Exercise prompt
From the listing, collect all lines containing the word "divine".

------------------------

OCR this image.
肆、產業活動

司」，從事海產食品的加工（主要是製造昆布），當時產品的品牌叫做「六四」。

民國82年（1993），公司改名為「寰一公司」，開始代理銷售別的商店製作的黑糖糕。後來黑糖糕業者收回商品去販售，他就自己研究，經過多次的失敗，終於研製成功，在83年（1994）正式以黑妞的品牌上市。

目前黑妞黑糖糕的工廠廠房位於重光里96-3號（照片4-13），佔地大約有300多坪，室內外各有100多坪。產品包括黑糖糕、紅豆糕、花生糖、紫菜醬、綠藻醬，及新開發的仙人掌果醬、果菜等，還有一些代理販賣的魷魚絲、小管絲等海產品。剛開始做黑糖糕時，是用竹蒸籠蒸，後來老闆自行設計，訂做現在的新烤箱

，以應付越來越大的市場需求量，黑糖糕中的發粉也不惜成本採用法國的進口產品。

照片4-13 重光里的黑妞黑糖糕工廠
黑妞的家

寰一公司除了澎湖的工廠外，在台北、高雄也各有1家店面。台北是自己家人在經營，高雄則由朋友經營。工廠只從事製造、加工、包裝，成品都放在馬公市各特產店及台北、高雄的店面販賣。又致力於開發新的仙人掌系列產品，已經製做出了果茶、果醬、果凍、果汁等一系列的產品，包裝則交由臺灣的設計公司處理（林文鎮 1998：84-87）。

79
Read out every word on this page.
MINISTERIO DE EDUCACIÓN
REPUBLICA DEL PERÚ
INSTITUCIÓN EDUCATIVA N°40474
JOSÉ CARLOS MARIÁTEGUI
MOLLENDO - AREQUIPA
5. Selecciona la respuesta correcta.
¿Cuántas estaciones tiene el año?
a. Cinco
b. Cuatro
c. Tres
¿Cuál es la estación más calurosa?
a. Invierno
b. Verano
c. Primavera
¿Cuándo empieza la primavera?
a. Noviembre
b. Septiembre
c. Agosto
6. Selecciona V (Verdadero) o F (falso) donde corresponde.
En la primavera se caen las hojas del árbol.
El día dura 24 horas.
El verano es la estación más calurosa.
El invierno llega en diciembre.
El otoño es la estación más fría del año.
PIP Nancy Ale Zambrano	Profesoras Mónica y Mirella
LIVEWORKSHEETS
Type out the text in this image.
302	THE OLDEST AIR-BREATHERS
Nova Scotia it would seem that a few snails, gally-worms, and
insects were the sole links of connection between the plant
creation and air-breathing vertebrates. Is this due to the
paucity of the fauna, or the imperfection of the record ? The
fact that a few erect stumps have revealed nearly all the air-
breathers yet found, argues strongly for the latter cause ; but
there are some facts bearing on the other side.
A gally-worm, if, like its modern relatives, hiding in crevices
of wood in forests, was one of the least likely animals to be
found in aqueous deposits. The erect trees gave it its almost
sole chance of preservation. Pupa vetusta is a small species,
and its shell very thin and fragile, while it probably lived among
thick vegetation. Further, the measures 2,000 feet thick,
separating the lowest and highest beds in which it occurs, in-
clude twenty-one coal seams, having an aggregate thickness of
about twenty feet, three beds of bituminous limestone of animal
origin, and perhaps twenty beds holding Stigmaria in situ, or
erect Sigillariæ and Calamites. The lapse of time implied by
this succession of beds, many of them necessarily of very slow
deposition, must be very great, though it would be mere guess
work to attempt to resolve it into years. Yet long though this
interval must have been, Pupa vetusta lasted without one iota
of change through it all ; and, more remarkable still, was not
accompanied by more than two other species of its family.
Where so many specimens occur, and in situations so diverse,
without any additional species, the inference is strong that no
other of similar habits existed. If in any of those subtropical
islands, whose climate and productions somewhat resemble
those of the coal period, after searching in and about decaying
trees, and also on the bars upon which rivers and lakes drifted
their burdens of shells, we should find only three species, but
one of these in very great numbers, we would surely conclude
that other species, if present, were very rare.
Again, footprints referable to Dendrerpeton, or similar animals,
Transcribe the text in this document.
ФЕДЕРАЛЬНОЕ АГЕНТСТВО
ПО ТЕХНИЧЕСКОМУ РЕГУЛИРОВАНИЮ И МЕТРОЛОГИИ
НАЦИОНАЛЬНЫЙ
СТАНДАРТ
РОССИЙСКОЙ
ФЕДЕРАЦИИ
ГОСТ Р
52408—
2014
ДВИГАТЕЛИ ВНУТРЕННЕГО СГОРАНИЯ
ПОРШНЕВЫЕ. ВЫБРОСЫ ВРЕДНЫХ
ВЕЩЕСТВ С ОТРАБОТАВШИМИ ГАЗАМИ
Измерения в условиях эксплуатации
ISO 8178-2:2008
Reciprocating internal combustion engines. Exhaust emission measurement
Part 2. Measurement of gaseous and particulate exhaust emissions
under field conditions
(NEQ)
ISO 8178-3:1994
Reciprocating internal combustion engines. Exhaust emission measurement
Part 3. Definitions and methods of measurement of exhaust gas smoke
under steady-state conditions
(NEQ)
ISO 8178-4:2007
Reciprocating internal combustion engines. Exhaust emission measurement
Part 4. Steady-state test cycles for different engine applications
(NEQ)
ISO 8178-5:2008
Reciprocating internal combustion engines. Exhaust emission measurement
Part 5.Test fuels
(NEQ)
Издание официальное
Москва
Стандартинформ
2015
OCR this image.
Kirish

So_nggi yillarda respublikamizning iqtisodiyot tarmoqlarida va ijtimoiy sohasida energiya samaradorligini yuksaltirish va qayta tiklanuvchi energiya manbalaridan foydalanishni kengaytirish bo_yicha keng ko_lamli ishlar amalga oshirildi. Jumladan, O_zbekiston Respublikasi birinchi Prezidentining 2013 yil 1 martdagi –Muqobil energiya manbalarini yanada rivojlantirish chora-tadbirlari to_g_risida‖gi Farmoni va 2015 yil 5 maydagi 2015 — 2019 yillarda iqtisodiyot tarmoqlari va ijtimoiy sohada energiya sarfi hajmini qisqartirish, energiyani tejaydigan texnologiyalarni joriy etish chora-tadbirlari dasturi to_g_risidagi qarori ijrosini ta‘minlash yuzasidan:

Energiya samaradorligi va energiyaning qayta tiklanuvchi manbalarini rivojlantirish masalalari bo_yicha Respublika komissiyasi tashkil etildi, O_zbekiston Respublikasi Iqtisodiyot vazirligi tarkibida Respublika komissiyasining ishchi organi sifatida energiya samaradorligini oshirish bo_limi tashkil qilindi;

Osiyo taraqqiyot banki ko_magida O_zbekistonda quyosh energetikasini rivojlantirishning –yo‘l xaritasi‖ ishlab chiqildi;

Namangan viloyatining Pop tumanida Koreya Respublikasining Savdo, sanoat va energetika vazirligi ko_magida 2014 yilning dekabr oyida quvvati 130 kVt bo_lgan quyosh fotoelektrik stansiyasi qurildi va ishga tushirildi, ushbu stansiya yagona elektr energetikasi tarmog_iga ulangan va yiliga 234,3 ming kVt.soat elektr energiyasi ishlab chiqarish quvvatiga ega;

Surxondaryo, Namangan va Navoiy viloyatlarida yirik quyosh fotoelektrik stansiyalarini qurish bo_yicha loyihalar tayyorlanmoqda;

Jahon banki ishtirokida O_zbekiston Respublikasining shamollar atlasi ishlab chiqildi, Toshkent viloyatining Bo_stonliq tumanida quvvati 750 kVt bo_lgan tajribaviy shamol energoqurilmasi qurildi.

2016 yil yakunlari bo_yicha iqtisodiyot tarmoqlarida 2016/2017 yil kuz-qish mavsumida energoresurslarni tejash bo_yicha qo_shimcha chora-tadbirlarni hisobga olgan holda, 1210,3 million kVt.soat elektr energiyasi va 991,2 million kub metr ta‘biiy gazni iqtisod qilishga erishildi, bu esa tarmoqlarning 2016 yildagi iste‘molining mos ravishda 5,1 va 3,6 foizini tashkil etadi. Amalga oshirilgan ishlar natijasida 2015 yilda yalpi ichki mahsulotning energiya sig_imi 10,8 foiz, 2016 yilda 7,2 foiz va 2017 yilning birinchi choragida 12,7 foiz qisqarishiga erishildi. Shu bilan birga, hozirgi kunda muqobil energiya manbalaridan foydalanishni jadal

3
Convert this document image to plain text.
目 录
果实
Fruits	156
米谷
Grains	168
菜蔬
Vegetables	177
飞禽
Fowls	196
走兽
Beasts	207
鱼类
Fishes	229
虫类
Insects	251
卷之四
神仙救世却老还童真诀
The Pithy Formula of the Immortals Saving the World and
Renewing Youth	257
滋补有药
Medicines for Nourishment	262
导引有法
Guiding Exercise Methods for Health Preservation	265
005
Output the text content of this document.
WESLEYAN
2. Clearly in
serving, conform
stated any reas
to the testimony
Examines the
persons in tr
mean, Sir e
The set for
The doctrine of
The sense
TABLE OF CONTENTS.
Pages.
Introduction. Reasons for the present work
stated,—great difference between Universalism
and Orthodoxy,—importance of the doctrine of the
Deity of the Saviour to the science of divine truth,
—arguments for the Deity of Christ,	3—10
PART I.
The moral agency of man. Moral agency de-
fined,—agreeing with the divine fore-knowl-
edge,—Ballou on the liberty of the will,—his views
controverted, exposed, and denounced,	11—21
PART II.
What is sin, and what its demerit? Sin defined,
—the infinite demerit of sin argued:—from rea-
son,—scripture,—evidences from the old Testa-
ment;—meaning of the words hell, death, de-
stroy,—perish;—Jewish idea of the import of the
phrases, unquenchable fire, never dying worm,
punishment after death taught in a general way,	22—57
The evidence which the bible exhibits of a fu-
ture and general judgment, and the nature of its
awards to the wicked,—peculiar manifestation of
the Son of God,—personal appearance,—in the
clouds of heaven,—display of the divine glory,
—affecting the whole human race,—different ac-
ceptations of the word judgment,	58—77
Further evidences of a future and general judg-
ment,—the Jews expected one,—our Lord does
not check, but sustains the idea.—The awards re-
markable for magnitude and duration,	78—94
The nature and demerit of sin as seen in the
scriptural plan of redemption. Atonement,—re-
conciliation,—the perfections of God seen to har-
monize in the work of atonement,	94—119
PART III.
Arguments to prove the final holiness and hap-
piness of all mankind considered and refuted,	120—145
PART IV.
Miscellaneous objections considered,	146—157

------------------------

Reply to the task
Deity of the Saviour to the science of divine truth,
fined,—agreeing with the divine fore-knowl-
clouds of heaven,—display of the divine glory,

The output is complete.